Copy every line of the entries that includes the word "have".

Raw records

- - -

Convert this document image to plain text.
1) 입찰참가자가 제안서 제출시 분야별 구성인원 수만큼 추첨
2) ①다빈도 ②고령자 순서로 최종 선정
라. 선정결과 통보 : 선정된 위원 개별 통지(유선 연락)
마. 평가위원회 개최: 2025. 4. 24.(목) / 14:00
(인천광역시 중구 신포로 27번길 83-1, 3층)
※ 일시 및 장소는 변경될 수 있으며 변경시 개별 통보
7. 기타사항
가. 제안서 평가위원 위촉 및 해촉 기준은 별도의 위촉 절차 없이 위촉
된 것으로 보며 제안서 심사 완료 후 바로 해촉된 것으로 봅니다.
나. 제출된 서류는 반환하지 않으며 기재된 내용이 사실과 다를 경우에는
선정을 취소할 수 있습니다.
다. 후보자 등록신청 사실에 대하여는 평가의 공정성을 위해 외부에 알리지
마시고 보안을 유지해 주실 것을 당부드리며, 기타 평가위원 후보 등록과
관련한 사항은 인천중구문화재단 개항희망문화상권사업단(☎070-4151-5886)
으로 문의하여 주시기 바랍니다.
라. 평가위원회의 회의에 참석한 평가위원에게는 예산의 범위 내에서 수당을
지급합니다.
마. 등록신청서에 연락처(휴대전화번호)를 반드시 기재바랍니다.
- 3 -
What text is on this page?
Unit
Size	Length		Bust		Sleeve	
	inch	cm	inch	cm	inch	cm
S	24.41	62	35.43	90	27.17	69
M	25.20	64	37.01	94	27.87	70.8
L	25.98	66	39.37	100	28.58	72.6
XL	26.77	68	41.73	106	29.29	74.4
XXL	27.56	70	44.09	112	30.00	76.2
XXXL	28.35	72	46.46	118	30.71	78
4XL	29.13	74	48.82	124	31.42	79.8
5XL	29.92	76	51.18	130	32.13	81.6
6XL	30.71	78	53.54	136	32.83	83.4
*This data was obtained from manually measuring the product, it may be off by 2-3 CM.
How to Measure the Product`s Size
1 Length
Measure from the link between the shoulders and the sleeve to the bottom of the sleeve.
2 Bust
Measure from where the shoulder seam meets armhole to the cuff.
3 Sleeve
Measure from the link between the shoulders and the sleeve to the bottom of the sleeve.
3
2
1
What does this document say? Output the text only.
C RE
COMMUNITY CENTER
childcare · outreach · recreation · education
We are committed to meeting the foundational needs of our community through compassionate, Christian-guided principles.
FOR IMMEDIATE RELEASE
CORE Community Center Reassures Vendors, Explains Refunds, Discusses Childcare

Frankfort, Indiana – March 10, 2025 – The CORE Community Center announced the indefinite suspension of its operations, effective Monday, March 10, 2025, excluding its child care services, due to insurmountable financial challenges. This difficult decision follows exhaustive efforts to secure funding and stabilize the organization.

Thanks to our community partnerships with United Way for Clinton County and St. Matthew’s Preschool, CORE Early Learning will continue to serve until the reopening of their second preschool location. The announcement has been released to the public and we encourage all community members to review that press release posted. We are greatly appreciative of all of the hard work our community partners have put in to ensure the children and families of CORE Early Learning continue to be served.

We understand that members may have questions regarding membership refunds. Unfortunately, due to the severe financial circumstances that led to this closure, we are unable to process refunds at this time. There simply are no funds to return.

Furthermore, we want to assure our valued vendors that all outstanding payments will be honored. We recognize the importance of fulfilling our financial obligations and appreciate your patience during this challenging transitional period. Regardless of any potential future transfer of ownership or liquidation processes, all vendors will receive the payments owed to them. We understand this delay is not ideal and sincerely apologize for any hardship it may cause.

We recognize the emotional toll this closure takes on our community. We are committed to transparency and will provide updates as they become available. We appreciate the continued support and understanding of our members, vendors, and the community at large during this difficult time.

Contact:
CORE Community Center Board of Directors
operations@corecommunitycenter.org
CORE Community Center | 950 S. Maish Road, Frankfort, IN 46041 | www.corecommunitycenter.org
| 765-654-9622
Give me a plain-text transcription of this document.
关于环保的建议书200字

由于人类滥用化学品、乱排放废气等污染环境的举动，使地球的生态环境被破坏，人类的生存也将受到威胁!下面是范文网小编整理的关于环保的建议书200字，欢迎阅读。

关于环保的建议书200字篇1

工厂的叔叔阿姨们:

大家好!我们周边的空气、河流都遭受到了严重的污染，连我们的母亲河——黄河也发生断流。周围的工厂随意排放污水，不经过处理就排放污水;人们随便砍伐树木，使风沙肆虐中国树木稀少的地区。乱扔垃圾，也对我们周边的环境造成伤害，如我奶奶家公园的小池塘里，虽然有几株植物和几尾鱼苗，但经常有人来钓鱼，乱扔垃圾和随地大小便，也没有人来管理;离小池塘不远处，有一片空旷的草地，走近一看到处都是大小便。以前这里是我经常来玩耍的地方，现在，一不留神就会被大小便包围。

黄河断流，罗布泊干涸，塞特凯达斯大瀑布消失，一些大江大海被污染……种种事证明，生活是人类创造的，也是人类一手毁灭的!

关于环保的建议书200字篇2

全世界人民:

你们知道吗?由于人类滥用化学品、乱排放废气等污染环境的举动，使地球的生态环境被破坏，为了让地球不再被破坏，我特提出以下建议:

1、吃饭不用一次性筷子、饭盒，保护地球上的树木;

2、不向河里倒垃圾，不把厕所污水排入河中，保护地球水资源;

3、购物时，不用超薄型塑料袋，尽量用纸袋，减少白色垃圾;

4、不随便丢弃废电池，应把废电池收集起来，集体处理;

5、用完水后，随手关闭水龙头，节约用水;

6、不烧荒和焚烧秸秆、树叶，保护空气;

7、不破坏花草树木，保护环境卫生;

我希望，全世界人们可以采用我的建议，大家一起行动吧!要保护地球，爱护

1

- - -

EXERCISE RESULT.
Thanks to our community partnerships with United Way for Clinton County and St. Matthew’s Preschool, CORE Early Learning will continue to serve until the reopening of their second preschool location. The announcement has been released to the public and we encourage all community members to review that press release posted. We are greatly appreciative of all of the hard work our community partners have put in to ensure the children and families of CORE Early Learning continue to be served.
We understand that members may have questions regarding membership refunds. Unfortunately, due to the severe financial circumstances that led to this closure, we are unable to process refunds at this time. There simply are no funds to return.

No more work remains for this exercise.